# Stated problem:
In the copy, include every entry exactly but none of the images.

--- Data for the task ---

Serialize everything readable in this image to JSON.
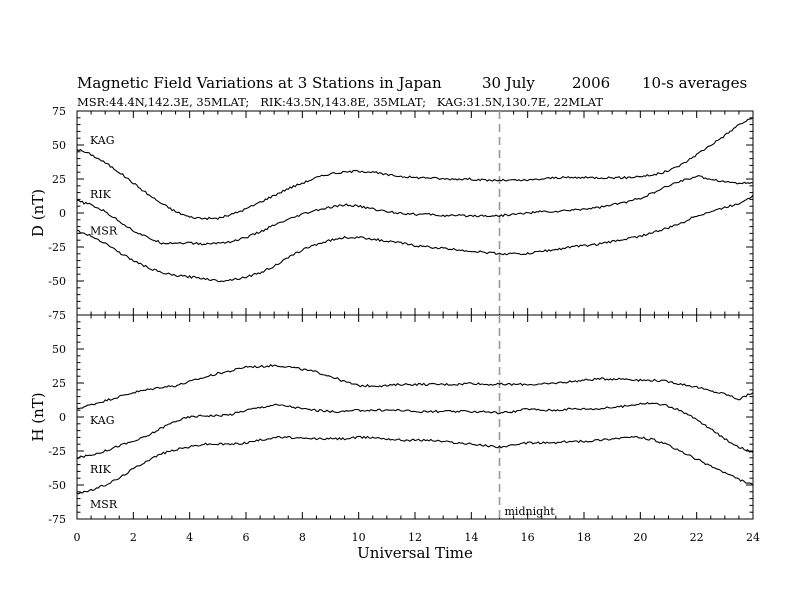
{
  "chart_data": {
    "type": "line",
    "title": "Magnetic Field Variations at 3 Stations in Japan",
    "date": "30 July",
    "year": "2006",
    "averaging": "10-s averages",
    "subtitle": "MSR:44.4N,142.3E, 35MLAT;   RIK:43.5N,143.8E, 35MLAT;   KAG:31.5N,130.7E, 22MLAT",
    "xlabel": "Universal Time",
    "xlim": [
      0,
      24
    ],
    "xticks": [
      0,
      2,
      4,
      6,
      8,
      10,
      12,
      14,
      16,
      18,
      20,
      22,
      24
    ],
    "marker": {
      "x": 15,
      "label": "midnight",
      "style": "dashed",
      "color": "#999999"
    },
    "panels": [
      {
        "ylabel": "D (nT)",
        "ylim": [
          -75,
          75
        ],
        "yticks": [
          75,
          50,
          25,
          0,
          -25,
          -50,
          -75
        ],
        "series": [
          {
            "name": "KAG",
            "x": [
              0,
              0.5,
              1,
              1.5,
              2,
              2.5,
              3,
              3.5,
              4,
              4.5,
              5,
              5.5,
              6,
              6.5,
              7,
              7.5,
              8,
              8.5,
              9,
              9.5,
              10,
              10.5,
              11,
              11.5,
              12,
              12.5,
              13,
              13.5,
              14,
              14.5,
              15,
              15.5,
              16,
              16.5,
              17,
              17.5,
              18,
              18.5,
              19,
              19.5,
              20,
              20.5,
              21,
              21.5,
              22,
              22.5,
              23,
              23.5,
              24
            ],
            "values": [
              47,
              43,
              37,
              30,
              22,
              14,
              7,
              1,
              -3,
              -4,
              -4,
              -1,
              3,
              8,
              13,
              18,
              22,
              26,
              29,
              30,
              31,
              30,
              28,
              27,
              26,
              26,
              25,
              25,
              25,
              24,
              24,
              24,
              24,
              25,
              26,
              26,
              26,
              26,
              26,
              26,
              27,
              28,
              31,
              36,
              43,
              50,
              57,
              65,
              70
            ]
          },
          {
            "name": "RIK",
            "x": [
              0,
              0.5,
              1,
              1.5,
              2,
              2.5,
              3,
              3.5,
              4,
              4.5,
              5,
              5.5,
              6,
              6.5,
              7,
              7.5,
              8,
              8.5,
              9,
              9.5,
              10,
              10.5,
              11,
              11.5,
              12,
              12.5,
              13,
              13.5,
              14,
              14.5,
              15,
              15.5,
              16,
              16.5,
              17,
              17.5,
              18,
              18.5,
              19,
              19.5,
              20,
              20.5,
              21,
              21.5,
              22,
              22.5,
              23,
              23.5,
              24
            ],
            "values": [
              9,
              6,
              1,
              -6,
              -13,
              -18,
              -22,
              -22,
              -22,
              -23,
              -22,
              -21,
              -18,
              -14,
              -9,
              -5,
              -1,
              2,
              4,
              6,
              5,
              3,
              1,
              0,
              -1,
              -1,
              -2,
              -2,
              -2,
              -2,
              -2,
              -1,
              0,
              1,
              1,
              2,
              3,
              4,
              6,
              8,
              11,
              15,
              20,
              24,
              27,
              25,
              23,
              22,
              22
            ]
          },
          {
            "name": "MSR",
            "x": [
              0,
              0.5,
              1,
              1.5,
              2,
              2.5,
              3,
              3.5,
              4,
              4.5,
              5,
              5.5,
              6,
              6.5,
              7,
              7.5,
              8,
              8.5,
              9,
              9.5,
              10,
              10.5,
              11,
              11.5,
              12,
              12.5,
              13,
              13.5,
              14,
              14.5,
              15,
              15.5,
              16,
              16.5,
              17,
              17.5,
              18,
              18.5,
              19,
              19.5,
              20,
              20.5,
              21,
              21.5,
              22,
              22.5,
              23,
              23.5,
              24
            ],
            "values": [
              -13,
              -17,
              -22,
              -29,
              -35,
              -40,
              -44,
              -46,
              -47,
              -48,
              -50,
              -49,
              -47,
              -44,
              -39,
              -33,
              -27,
              -23,
              -20,
              -18,
              -18,
              -19,
              -21,
              -22,
              -24,
              -25,
              -26,
              -27,
              -28,
              -29,
              -30,
              -30,
              -30,
              -28,
              -27,
              -25,
              -24,
              -23,
              -21,
              -19,
              -17,
              -14,
              -11,
              -7,
              -2,
              1,
              4,
              7,
              13
            ]
          }
        ]
      },
      {
        "ylabel": "H (nT)",
        "ylim": [
          -75,
          75
        ],
        "yticks": [
          75,
          50,
          25,
          0,
          -25,
          -50,
          -75
        ],
        "series": [
          {
            "name": "KAG",
            "x": [
              0,
              0.5,
              1,
              1.5,
              2,
              2.5,
              3,
              3.5,
              4,
              4.5,
              5,
              5.5,
              6,
              6.5,
              7,
              7.5,
              8,
              8.5,
              9,
              9.5,
              10,
              10.5,
              11,
              11.5,
              12,
              12.5,
              13,
              13.5,
              14,
              14.5,
              15,
              15.5,
              16,
              16.5,
              17,
              17.5,
              18,
              18.5,
              19,
              19.5,
              20,
              20.5,
              21,
              21.5,
              22,
              22.5,
              23,
              23.5,
              24
            ],
            "values": [
              6,
              9,
              12,
              15,
              18,
              20,
              22,
              23,
              26,
              29,
              32,
              34,
              37,
              37,
              38,
              37,
              35,
              33,
              30,
              26,
              23,
              23,
              23,
              24,
              24,
              24,
              24,
              24,
              25,
              24,
              24,
              24,
              24,
              24,
              25,
              26,
              27,
              28,
              28,
              28,
              27,
              27,
              26,
              24,
              22,
              19,
              17,
              13,
              18
            ]
          },
          {
            "name": "RIK",
            "x": [
              0,
              0.5,
              1,
              1.5,
              2,
              2.5,
              3,
              3.5,
              4,
              4.5,
              5,
              5.5,
              6,
              6.5,
              7,
              7.5,
              8,
              8.5,
              9,
              9.5,
              10,
              10.5,
              11,
              11.5,
              12,
              12.5,
              13,
              13.5,
              14,
              14.5,
              15,
              15.5,
              16,
              16.5,
              17,
              17.5,
              18,
              18.5,
              19,
              19.5,
              20,
              20.5,
              21,
              21.5,
              22,
              22.5,
              23,
              23.5,
              24
            ],
            "values": [
              -30,
              -28,
              -25,
              -21,
              -18,
              -14,
              -8,
              -3,
              0,
              1,
              1,
              2,
              5,
              7,
              9,
              8,
              6,
              5,
              4,
              4,
              5,
              5,
              5,
              5,
              4,
              4,
              4,
              4,
              4,
              4,
              3,
              4,
              6,
              5,
              5,
              6,
              6,
              6,
              7,
              8,
              10,
              10,
              8,
              4,
              -2,
              -9,
              -16,
              -22,
              -26
            ]
          },
          {
            "name": "MSR",
            "x": [
              0,
              0.5,
              1,
              1.5,
              2,
              2.5,
              3,
              3.5,
              4,
              4.5,
              5,
              5.5,
              6,
              6.5,
              7,
              7.5,
              8,
              8.5,
              9,
              9.5,
              10,
              10.5,
              11,
              11.5,
              12,
              12.5,
              13,
              13.5,
              14,
              14.5,
              15,
              15.5,
              16,
              16.5,
              17,
              17.5,
              18,
              18.5,
              19,
              19.5,
              20,
              20.5,
              21,
              21.5,
              22,
              22.5,
              23,
              23.5,
              24
            ],
            "values": [
              -56,
              -54,
              -50,
              -45,
              -38,
              -32,
              -27,
              -24,
              -22,
              -20,
              -20,
              -20,
              -19,
              -17,
              -15,
              -15,
              -16,
              -16,
              -16,
              -16,
              -15,
              -15,
              -16,
              -17,
              -17,
              -17,
              -18,
              -19,
              -20,
              -21,
              -22,
              -21,
              -19,
              -19,
              -19,
              -18,
              -18,
              -17,
              -16,
              -15,
              -15,
              -17,
              -21,
              -26,
              -31,
              -36,
              -41,
              -46,
              -50
            ]
          }
        ]
      }
    ]
  }
}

---

# Answer for the task:
Serialize everything readable in this image to JSON.
{
  "chart_data": {
    "type": "line",
    "title": "Magnetic Field Variations at 3 Stations in Japan",
    "date": "30 July",
    "year": "2006",
    "averaging": "10-s averages",
    "subtitle": "MSR:44.4N,142.3E, 35MLAT;   RIK:43.5N,143.8E, 35MLAT;   KAG:31.5N,130.7E, 22MLAT",
    "xlabel": "Universal Time",
    "xlim": [
      0,
      24
    ],
    "xticks": [
      0,
      2,
      4,
      6,
      8,
      10,
      12,
      14,
      16,
      18,
      20,
      22,
      24
    ],
    "marker": {
      "x": 15,
      "label": "midnight",
      "style": "dashed",
      "color": "#999999"
    },
    "panels": [
      {
        "ylabel": "D (nT)",
        "ylim": [
          -75,
          75
        ],
        "yticks": [
          75,
          50,
          25,
          0,
          -25,
          -50,
          -75
        ],
        "series": [
          {
            "name": "KAG",
            "x": [
              0,
              0.5,
              1,
              1.5,
              2,
              2.5,
              3,
              3.5,
              4,
              4.5,
              5,
              5.5,
              6,
              6.5,
              7,
              7.5,
              8,
              8.5,
              9,
              9.5,
              10,
              10.5,
              11,
              11.5,
              12,
              12.5,
              13,
              13.5,
              14,
              14.5,
              15,
              15.5,
              16,
              16.5,
              17,
              17.5,
              18,
              18.5,
              19,
              19.5,
              20,
              20.5,
              21,
              21.5,
              22,
              22.5,
              23,
              23.5,
              24
            ],
            "values": [
              47,
              43,
              37,
              30,
              22,
              14,
              7,
              1,
              -3,
              -4,
              -4,
              -1,
              3,
              8,
              13,
              18,
              22,
              26,
              29,
              30,
              31,
              30,
              28,
              27,
              26,
              26,
              25,
              25,
              25,
              24,
              24,
              24,
              24,
              25,
              26,
              26,
              26,
              26,
              26,
              26,
              27,
              28,
              31,
              36,
              43,
              50,
              57,
              65,
              70
            ]
          },
          {
            "name": "RIK",
            "x": [
              0,
              0.5,
              1,
              1.5,
              2,
              2.5,
              3,
              3.5,
              4,
              4.5,
              5,
              5.5,
              6,
              6.5,
              7,
              7.5,
              8,
              8.5,
              9,
              9.5,
              10,
              10.5,
              11,
              11.5,
              12,
              12.5,
              13,
              13.5,
              14,
              14.5,
              15,
              15.5,
              16,
              16.5,
              17,
              17.5,
              18,
              18.5,
              19,
              19.5,
              20,
              20.5,
              21,
              21.5,
              22,
              22.5,
              23,
              23.5,
              24
            ],
            "values": [
              9,
              6,
              1,
              -6,
              -13,
              -18,
              -22,
              -22,
              -22,
              -23,
              -22,
              -21,
              -18,
              -14,
              -9,
              -5,
              -1,
              2,
              4,
              6,
              5,
              3,
              1,
              0,
              -1,
              -1,
              -2,
              -2,
              -2,
              -2,
              -2,
              -1,
              0,
              1,
              1,
              2,
              3,
              4,
              6,
              8,
              11,
              15,
              20,
              24,
              27,
              25,
              23,
              22,
              22
            ]
          },
          {
            "name": "MSR",
            "x": [
              0,
              0.5,
              1,
              1.5,
              2,
              2.5,
              3,
              3.5,
              4,
              4.5,
              5,
              5.5,
              6,
              6.5,
              7,
              7.5,
              8,
              8.5,
              9,
              9.5,
              10,
              10.5,
              11,
              11.5,
              12,
              12.5,
              13,
              13.5,
              14,
              14.5,
              15,
              15.5,
              16,
              16.5,
              17,
              17.5,
              18,
              18.5,
              19,
              19.5,
              20,
              20.5,
              21,
              21.5,
              22,
              22.5,
              23,
              23.5,
              24
            ],
            "values": [
              -13,
              -17,
              -22,
              -29,
              -35,
              -40,
              -44,
              -46,
              -47,
              -48,
              -50,
              -49,
              -47,
              -44,
              -39,
              -33,
              -27,
              -23,
              -20,
              -18,
              -18,
              -19,
              -21,
              -22,
              -24,
              -25,
              -26,
              -27,
              -28,
              -29,
              -30,
              -30,
              -30,
              -28,
              -27,
              -25,
              -24,
              -23,
              -21,
              -19,
              -17,
              -14,
              -11,
              -7,
              -2,
              1,
              4,
              7,
              13
            ]
          }
        ]
      },
      {
        "ylabel": "H (nT)",
        "ylim": [
          -75,
          75
        ],
        "yticks": [
          75,
          50,
          25,
          0,
          -25,
          -50,
          -75
        ],
        "series": [
          {
            "name": "KAG",
            "x": [
              0,
              0.5,
              1,
              1.5,
              2,
              2.5,
              3,
              3.5,
              4,
              4.5,
              5,
              5.5,
              6,
              6.5,
              7,
              7.5,
              8,
              8.5,
              9,
              9.5,
              10,
              10.5,
              11,
              11.5,
              12,
              12.5,
              13,
              13.5,
              14,
              14.5,
              15,
              15.5,
              16,
              16.5,
              17,
              17.5,
              18,
              18.5,
              19,
              19.5,
              20,
              20.5,
              21,
              21.5,
              22,
              22.5,
              23,
              23.5,
              24
            ],
            "values": [
              6,
              9,
              12,
              15,
              18,
              20,
              22,
              23,
              26,
              29,
              32,
              34,
              37,
              37,
              38,
              37,
              35,
              33,
              30,
              26,
              23,
              23,
              23,
              24,
              24,
              24,
              24,
              24,
              25,
              24,
              24,
              24,
              24,
              24,
              25,
              26,
              27,
              28,
              28,
              28,
              27,
              27,
              26,
              24,
              22,
              19,
              17,
              13,
              18
            ]
          },
          {
            "name": "RIK",
            "x": [
              0,
              0.5,
              1,
              1.5,
              2,
              2.5,
              3,
              3.5,
              4,
              4.5,
              5,
              5.5,
              6,
              6.5,
              7,
              7.5,
              8,
              8.5,
              9,
              9.5,
              10,
              10.5,
              11,
              11.5,
              12,
              12.5,
              13,
              13.5,
              14,
              14.5,
              15,
              15.5,
              16,
              16.5,
              17,
              17.5,
              18,
              18.5,
              19,
              19.5,
              20,
              20.5,
              21,
              21.5,
              22,
              22.5,
              23,
              23.5,
              24
            ],
            "values": [
              -30,
              -28,
              -25,
              -21,
              -18,
              -14,
              -8,
              -3,
              0,
              1,
              1,
              2,
              5,
              7,
              9,
              8,
              6,
              5,
              4,
              4,
              5,
              5,
              5,
              5,
              4,
              4,
              4,
              4,
              4,
              4,
              3,
              4,
              6,
              5,
              5,
              6,
              6,
              6,
              7,
              8,
              10,
              10,
              8,
              4,
              -2,
              -9,
              -16,
              -22,
              -26
            ]
          },
          {
            "name": "MSR",
            "x": [
              0,
              0.5,
              1,
              1.5,
              2,
              2.5,
              3,
              3.5,
              4,
              4.5,
              5,
              5.5,
              6,
              6.5,
              7,
              7.5,
              8,
              8.5,
              9,
              9.5,
              10,
              10.5,
              11,
              11.5,
              12,
              12.5,
              13,
              13.5,
              14,
              14.5,
              15,
              15.5,
              16,
              16.5,
              17,
              17.5,
              18,
              18.5,
              19,
              19.5,
              20,
              20.5,
              21,
              21.5,
              22,
              22.5,
              23,
              23.5,
              24
            ],
            "values": [
              -56,
              -54,
              -50,
              -45,
              -38,
              -32,
              -27,
              -24,
              -22,
              -20,
              -20,
              -20,
              -19,
              -17,
              -15,
              -15,
              -16,
              -16,
              -16,
              -16,
              -15,
              -15,
              -16,
              -17,
              -17,
              -17,
              -18,
              -19,
              -20,
              -21,
              -22,
              -21,
              -19,
              -19,
              -19,
              -18,
              -18,
              -17,
              -16,
              -15,
              -15,
              -17,
              -21,
              -26,
              -31,
              -36,
              -41,
              -46,
              -50
            ]
          }
        ]
      }
    ]
  }
}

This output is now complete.